** Start Input material **

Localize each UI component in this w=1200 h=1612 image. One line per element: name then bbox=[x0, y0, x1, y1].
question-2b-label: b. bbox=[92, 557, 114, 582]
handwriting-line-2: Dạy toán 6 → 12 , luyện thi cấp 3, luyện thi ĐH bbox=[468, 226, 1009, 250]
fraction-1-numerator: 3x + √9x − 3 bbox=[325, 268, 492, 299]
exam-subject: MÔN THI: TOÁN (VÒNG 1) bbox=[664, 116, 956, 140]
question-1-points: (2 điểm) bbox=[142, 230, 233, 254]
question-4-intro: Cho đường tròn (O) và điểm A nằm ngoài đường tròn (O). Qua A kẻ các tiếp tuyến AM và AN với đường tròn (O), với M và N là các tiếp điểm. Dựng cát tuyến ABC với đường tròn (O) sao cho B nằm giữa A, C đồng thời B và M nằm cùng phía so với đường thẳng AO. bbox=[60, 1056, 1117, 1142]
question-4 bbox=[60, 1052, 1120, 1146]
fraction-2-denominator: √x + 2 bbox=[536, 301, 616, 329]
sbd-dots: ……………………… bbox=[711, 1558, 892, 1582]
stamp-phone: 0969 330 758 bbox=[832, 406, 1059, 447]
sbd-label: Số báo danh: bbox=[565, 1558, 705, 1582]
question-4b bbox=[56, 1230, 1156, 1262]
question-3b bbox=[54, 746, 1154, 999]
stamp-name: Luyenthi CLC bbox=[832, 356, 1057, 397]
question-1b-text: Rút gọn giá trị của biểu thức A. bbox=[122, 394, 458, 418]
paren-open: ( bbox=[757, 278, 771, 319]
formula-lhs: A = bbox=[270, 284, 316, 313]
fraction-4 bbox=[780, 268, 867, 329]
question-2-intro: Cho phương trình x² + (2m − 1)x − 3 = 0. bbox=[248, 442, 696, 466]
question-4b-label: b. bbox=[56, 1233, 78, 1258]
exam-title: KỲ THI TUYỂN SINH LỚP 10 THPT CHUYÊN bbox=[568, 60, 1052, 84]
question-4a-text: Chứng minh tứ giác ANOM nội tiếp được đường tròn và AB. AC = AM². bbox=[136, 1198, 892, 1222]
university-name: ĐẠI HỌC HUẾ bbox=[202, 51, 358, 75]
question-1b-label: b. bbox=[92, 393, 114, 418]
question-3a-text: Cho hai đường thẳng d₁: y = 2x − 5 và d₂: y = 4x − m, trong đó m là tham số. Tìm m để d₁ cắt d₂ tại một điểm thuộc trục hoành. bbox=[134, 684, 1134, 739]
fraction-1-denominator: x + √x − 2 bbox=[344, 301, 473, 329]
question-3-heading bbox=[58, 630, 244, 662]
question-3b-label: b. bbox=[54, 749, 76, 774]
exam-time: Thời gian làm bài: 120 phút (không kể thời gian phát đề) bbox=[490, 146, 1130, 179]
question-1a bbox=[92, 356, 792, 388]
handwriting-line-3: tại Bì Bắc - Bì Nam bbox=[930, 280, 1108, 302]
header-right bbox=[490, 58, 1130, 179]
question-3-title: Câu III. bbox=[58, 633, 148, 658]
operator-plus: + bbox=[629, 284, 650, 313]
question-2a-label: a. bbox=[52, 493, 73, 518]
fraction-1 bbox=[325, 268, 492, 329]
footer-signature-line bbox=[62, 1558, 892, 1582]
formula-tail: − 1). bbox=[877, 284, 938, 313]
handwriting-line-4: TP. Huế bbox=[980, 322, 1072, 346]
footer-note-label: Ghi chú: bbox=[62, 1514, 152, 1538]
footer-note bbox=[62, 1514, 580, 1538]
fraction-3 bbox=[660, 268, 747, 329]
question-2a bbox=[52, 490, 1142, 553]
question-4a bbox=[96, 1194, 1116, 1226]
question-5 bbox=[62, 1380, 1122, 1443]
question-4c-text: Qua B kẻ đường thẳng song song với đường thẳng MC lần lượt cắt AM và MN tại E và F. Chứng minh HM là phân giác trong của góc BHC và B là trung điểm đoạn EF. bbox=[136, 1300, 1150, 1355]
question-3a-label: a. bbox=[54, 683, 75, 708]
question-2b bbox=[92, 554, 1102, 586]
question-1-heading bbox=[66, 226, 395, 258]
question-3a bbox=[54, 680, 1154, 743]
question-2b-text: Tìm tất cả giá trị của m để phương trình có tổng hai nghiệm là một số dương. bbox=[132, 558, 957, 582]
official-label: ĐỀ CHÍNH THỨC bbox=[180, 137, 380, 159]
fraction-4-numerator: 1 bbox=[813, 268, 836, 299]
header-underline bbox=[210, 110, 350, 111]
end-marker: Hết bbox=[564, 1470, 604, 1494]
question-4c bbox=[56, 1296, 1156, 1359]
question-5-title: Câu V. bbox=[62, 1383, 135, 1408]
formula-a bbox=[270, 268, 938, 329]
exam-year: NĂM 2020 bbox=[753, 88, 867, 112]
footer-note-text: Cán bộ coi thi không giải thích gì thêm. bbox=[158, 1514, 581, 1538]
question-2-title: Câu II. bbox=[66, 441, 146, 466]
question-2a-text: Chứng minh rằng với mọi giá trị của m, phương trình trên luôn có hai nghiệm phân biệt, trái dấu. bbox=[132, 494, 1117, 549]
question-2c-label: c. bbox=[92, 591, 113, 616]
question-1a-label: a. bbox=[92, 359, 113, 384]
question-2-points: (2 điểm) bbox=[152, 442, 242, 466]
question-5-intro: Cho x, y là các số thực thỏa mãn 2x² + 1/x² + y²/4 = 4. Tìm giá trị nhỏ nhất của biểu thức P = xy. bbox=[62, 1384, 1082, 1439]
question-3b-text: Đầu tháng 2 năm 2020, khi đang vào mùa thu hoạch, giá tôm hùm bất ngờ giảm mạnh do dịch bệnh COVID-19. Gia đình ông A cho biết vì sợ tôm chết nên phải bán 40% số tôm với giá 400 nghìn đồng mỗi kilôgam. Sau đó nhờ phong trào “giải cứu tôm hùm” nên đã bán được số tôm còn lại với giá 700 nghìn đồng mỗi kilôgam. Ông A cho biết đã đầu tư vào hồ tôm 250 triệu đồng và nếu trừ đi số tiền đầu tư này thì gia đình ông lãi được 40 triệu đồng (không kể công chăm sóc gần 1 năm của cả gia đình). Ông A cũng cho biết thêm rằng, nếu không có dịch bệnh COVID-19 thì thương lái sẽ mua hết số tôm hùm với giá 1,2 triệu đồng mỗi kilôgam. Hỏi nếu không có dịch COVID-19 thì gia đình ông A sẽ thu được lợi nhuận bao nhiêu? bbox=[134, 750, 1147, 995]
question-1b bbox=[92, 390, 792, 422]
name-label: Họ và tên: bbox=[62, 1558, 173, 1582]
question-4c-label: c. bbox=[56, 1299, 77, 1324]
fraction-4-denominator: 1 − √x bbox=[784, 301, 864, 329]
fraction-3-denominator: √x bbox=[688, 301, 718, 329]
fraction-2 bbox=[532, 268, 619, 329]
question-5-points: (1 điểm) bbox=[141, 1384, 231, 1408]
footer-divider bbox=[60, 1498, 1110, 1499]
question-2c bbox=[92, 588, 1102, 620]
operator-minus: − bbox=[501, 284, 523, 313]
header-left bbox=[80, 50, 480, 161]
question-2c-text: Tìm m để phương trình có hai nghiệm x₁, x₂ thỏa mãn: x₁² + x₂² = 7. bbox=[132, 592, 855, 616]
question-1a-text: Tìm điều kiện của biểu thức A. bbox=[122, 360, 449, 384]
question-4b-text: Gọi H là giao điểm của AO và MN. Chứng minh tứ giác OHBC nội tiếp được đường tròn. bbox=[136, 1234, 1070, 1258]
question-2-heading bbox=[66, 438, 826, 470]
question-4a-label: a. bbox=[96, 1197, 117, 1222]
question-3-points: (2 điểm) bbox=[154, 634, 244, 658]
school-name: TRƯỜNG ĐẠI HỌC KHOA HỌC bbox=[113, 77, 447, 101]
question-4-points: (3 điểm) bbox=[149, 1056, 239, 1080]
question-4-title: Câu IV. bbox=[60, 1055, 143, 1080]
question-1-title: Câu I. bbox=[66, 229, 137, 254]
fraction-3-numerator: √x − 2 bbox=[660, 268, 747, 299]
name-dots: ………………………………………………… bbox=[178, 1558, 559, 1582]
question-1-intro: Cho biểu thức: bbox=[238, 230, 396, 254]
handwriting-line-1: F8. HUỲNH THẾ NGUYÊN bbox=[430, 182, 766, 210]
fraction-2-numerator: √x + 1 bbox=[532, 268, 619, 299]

** End Input material **

Write out the data verbatim, starting at its first line and ending at the line that contains "sbd-label: Số báo", with both of those lines included.

Localize each UI component in this w=1200 h=1612 image. One line per element: name then bbox=[x0, y0, x1, y1].
question-2b-label: b. bbox=[92, 557, 114, 582]
handwriting-line-2: Dạy toán 6 → 12 , luyện thi cấp 3, luyện thi ĐH bbox=[468, 226, 1009, 250]
fraction-1-numerator: 3x + √9x − 3 bbox=[325, 268, 492, 299]
exam-subject: MÔN THI: TOÁN (VÒNG 1) bbox=[664, 116, 956, 140]
question-1-points: (2 điểm) bbox=[142, 230, 233, 254]
question-4-intro: Cho đường tròn (O) và điểm A nằm ngoài đường tròn (O). Qua A kẻ các tiếp tuyến AM và AN với đường tròn (O), với M và N là các tiếp điểm. Dựng cát tuyến ABC với đường tròn (O) sao cho B nằm giữa A, C đồng thời B và M nằm cùng phía so với đường thẳng AO. bbox=[60, 1056, 1117, 1142]
question-4 bbox=[60, 1052, 1120, 1146]
fraction-2-denominator: √x + 2 bbox=[536, 301, 616, 329]
sbd-dots: ……………………… bbox=[711, 1558, 892, 1582]
stamp-phone: 0969 330 758 bbox=[832, 406, 1059, 447]
sbd-label: Số báo danh: bbox=[565, 1558, 705, 1582]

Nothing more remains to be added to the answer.